### List of tasks
• a. Rewrite the passage on desert roads near Tozeur starting at "Given the highly" and ending at "equipped four-wheel-drive vehicle.", changing "petrol" to "gasoline".
• b. Continue the passage on desert roads near Tozeur from the point where it stops.
### Excerpt to read ###
Given the highly isolated nature of the Redjim Maatoug road, visitors should ensure the car has a full tank of petrol (none is available except at Douz) and is well supplied with water. They should not drive off the tarmac unless with a properly equipped four-wheel-drive vehicle.
North of the large oasis palmery at Tozeur is a second smaller salt basin, the Chott el Gharsa. This is crossed by the P16 road and is well used by 'desert safari' convoys of tourists wishing to see the picturesque abandoned Berber villages of Chebika, Mides and Tameghza (also spelt Tamerza). The P16 runs north-west for c.50 km to Chebika, then turns sharply to follow the Oued Sendess to the north-east through a steep rocky valley until it reaches Tameghza, where it is flanked to the west by barren crags. These impressive formations mark the Algerian-Tunisian border. After Tameghza the road (which becomes the C201) crosses a level plain with large areas of semi-natural grassland interspersed with cereal cultivation. The mixture of extensive arable crops and grassland continues on both sides of the road for the 18 km beyond a settlement called Redeyef and before one reaches the mining town of Moulares. This whole area is worth exploring and holds a number of North African specialities.
### Recorded data ###
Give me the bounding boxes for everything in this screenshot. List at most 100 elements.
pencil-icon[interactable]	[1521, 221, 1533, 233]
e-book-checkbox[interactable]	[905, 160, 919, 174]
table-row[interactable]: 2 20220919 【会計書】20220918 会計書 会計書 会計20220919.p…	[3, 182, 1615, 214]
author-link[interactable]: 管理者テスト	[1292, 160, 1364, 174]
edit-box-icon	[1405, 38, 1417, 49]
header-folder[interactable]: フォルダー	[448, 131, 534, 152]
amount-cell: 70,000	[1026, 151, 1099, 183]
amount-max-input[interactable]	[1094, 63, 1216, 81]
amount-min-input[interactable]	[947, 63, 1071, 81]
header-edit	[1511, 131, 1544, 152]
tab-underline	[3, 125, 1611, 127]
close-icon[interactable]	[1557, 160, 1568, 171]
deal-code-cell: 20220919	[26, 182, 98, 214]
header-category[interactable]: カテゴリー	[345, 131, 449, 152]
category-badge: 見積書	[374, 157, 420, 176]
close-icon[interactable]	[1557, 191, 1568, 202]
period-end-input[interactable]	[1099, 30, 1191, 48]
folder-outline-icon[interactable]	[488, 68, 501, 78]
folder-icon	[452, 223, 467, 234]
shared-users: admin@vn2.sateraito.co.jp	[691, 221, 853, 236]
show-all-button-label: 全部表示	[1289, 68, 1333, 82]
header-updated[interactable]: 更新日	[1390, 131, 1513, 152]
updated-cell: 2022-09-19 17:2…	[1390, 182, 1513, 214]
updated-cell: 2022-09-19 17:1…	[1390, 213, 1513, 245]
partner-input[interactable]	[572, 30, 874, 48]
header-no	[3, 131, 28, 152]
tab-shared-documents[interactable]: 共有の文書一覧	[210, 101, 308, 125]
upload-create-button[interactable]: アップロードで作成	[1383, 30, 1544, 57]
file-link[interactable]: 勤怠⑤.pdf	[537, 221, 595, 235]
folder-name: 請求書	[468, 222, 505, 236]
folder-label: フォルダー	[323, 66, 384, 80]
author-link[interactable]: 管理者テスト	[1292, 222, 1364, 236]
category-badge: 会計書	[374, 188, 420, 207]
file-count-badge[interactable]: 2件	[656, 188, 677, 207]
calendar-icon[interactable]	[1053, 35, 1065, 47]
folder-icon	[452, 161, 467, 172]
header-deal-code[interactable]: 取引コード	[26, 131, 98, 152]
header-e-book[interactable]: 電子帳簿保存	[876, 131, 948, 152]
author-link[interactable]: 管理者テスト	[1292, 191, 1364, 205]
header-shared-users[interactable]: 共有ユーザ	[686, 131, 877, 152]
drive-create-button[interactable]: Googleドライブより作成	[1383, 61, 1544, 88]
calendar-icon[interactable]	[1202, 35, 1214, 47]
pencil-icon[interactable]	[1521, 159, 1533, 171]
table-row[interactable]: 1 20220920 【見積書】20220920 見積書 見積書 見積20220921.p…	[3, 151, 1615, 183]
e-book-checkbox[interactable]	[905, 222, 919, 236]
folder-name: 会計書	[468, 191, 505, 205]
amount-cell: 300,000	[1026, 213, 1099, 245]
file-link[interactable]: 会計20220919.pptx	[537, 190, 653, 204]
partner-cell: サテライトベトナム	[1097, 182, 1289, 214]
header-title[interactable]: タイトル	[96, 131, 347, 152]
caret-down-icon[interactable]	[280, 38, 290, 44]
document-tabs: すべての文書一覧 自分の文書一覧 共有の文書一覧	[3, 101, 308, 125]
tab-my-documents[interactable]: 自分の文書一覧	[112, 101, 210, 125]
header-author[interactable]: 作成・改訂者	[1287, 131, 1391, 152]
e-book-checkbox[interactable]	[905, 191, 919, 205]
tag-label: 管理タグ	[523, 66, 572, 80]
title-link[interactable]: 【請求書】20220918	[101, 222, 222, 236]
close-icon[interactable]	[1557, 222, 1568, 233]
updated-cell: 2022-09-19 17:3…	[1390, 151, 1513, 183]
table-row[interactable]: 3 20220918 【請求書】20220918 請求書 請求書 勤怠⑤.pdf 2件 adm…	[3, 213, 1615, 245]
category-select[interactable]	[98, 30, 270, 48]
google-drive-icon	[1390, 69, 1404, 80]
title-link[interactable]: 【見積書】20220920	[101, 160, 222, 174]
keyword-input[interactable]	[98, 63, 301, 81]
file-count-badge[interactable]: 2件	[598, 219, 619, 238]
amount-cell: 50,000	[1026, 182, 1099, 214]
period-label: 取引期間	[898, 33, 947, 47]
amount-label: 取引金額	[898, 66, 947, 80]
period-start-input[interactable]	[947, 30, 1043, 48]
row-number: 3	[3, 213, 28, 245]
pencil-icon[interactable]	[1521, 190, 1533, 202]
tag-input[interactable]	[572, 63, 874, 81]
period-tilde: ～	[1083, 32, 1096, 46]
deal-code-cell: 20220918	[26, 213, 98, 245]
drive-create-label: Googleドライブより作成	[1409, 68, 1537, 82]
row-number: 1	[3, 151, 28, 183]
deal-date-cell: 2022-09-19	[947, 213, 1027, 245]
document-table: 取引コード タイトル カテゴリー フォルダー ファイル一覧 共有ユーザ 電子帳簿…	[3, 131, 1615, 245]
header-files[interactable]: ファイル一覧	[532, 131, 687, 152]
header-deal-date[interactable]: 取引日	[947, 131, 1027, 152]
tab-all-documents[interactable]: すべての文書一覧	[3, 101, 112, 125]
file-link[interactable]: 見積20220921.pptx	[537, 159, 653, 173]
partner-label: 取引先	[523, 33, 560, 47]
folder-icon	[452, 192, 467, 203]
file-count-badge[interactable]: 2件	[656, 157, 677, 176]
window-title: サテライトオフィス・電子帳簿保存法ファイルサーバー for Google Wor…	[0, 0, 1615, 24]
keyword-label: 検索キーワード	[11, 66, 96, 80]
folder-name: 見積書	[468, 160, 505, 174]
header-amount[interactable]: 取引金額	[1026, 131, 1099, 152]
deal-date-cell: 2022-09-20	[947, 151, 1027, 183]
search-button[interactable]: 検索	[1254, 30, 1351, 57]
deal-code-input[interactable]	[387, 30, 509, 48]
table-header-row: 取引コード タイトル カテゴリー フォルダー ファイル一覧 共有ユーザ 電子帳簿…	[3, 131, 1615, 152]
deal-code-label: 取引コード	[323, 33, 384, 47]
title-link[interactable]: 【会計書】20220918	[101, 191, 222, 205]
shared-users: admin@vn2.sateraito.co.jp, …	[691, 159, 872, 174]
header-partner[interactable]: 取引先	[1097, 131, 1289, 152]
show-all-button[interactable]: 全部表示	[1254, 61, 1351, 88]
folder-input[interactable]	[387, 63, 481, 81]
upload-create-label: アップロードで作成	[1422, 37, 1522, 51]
###
### Answers given
• a.
Given the highly isolated nature of the Redjim Maatoug road, visitors should ensure the car has a full tank of gasoline (none is available except at Douz) and is well supplied with water. They should not drive off the tarmac unless with a properly equipped four-wheel-drive vehicle.

• b.
Chebika and environs
The gravel flats in the few kilometres both before and after the (north) turning for the Chebika palmery hold Cream-coloured Courser, Red-rumped Oenanthe moesta and Desert Wheatears. We also found a dead Egyptian Nightjar Caprimulgus aegyptius on the road, c.7 km before Chebika, which suggests that the area would be well worth visiting at dusk (Tozeur has many hotels and there are at least two in nearby Tameghza). There were also Desert Ammomanes deserti and Bar-tailed Larks in the area, as well as House Buntings Emberiza striolata and Trumpeter Finches Bucanetes githagineus. Where the road winds through a steep-sided valley we saw several White-crowned Oenanthe leucopyga and Mourning Wheatears O. lugens on the rocky slopes. The sheer gorge on the west side of the oasis also holds breeding Alpine Tachymarptis melba and Little Swifts Apus affinis. The presence of the latter is noteworthy, given its mysteriously fragmented distribution in Tunisia.
In Tameghza itself a side street turns south off the P16 towards the river and the so-called 'Falls'. This steep-sided valley, with its permanent water flow, associated orchards and lush vegetation, is a magnet for migrants in both spring and autumn, including Common Cuckoo Cuculus canorus, Red-breasted Flycatcher Ficedula parva and Wood Warbler Phylloscopus sibilatrix.
The 18-km stretch of C201 road between these two towns is flanked by interesting higher altitude grassland, which has been widely converted for cereal production. Nevertheless c.9 km before Moulares is an area of semi-natural habitat with an interesting suite of species including Stone-curlew Burhinus oedicnemus, very high densities of breeding Lesser Short-toed Lark Calandrella rufescens with much smaller numbers of Greater Short-toed Lark C. brachydactyla and Tawny Pipit Anthus campestris. Another common breeder is Spectacled Warbler Sylvia conspicillata. European Roller Coracias garrulus may well breed here, whilst European Turtle Dove and Montagu's Harrier were both migrating through the area in spring 2004.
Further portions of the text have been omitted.